WHAT THE EXERCISE ASKS: Go through the listing below and gather every line with the word "icon".
------------
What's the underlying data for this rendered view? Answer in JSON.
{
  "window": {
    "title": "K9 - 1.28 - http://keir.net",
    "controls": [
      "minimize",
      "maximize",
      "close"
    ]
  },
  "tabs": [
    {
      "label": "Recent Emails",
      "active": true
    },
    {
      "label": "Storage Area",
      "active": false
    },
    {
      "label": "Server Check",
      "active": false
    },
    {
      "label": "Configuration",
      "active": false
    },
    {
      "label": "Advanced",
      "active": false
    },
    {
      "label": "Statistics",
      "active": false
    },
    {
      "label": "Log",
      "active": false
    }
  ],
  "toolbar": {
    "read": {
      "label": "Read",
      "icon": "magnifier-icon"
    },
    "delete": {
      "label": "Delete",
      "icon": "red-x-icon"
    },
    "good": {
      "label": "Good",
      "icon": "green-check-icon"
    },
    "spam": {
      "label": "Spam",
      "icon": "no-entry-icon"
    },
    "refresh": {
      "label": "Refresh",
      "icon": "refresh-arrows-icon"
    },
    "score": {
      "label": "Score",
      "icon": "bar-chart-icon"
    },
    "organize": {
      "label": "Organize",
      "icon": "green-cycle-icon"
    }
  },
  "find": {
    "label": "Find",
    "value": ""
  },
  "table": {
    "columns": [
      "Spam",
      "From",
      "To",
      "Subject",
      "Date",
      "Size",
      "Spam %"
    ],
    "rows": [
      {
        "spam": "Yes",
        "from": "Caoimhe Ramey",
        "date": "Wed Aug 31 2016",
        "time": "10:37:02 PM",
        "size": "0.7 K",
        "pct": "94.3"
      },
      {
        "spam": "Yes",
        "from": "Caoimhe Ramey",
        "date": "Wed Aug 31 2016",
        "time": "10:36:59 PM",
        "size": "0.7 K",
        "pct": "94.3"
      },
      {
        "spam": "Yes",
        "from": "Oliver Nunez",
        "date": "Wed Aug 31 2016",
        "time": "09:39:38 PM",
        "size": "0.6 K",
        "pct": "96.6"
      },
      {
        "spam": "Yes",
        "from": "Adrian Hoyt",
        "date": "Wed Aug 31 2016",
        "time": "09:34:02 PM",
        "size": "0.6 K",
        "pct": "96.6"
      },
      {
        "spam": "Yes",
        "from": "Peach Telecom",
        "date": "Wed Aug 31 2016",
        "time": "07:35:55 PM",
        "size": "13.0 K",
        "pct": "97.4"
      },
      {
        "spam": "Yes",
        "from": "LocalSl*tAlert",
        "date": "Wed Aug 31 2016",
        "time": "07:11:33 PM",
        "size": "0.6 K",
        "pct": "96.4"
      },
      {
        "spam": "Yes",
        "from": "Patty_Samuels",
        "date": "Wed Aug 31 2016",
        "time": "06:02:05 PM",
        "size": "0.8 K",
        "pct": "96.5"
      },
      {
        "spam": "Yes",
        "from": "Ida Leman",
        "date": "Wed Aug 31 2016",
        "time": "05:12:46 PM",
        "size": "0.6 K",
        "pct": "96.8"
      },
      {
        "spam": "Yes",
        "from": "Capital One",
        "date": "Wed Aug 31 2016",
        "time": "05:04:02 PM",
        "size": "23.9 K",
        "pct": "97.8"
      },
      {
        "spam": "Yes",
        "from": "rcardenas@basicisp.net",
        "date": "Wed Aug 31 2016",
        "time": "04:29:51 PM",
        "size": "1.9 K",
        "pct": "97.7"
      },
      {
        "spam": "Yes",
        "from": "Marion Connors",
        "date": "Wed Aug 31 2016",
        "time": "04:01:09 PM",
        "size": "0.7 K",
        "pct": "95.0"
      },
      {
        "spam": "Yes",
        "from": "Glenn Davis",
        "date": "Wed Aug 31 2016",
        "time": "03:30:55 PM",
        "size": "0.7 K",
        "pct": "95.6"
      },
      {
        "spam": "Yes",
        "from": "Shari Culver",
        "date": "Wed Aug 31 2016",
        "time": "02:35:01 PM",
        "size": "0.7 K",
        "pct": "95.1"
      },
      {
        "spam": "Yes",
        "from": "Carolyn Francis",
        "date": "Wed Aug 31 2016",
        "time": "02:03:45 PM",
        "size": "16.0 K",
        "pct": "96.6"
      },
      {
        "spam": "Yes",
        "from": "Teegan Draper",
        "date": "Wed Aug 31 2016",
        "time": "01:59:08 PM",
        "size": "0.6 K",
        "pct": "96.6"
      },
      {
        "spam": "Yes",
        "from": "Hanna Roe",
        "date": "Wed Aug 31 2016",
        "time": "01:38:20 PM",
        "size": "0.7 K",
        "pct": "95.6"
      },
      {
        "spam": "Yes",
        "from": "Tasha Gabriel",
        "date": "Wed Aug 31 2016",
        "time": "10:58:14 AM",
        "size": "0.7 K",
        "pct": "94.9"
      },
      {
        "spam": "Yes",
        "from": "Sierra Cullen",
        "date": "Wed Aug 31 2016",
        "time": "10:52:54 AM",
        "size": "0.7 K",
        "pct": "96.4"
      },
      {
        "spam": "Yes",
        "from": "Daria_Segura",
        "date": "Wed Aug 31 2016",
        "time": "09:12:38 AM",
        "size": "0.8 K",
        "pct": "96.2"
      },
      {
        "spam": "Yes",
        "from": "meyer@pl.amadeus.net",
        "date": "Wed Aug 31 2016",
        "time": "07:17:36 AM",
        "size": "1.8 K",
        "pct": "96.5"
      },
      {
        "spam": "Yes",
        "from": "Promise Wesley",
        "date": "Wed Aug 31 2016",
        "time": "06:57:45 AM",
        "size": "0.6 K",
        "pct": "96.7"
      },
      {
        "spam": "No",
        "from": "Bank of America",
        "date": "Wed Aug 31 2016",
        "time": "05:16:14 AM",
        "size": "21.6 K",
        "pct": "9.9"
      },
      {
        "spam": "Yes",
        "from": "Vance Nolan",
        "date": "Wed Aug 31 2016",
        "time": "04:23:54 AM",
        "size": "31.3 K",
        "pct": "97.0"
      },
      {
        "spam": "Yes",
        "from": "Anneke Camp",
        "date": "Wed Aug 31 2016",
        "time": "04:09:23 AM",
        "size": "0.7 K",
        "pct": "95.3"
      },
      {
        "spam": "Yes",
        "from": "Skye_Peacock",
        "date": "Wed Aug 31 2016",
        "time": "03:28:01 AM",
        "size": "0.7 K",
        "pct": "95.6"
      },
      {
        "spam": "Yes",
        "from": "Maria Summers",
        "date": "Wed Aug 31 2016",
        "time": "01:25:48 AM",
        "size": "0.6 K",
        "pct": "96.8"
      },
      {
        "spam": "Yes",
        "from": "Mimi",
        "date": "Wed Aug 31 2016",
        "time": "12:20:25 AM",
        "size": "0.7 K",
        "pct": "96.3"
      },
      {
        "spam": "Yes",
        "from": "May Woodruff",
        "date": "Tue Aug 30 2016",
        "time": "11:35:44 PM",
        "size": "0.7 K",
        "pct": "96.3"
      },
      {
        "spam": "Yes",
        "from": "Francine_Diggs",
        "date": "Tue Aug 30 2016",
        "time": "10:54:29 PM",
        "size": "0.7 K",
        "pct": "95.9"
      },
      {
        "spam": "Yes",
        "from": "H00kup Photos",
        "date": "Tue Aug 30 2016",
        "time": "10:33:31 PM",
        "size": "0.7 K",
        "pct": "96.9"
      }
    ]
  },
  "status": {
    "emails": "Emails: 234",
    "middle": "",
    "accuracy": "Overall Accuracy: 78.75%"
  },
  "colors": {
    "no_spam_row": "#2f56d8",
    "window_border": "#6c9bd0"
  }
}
------------
TASK SOLUTION:
      "icon": "magnifier-icon"
      "icon": "red-x-icon"
      "icon": "green-check-icon"
      "icon": "no-entry-icon"
      "icon": "refresh-arrows-icon"
      "icon": "bar-chart-icon"
      "icon": "green-cycle-icon"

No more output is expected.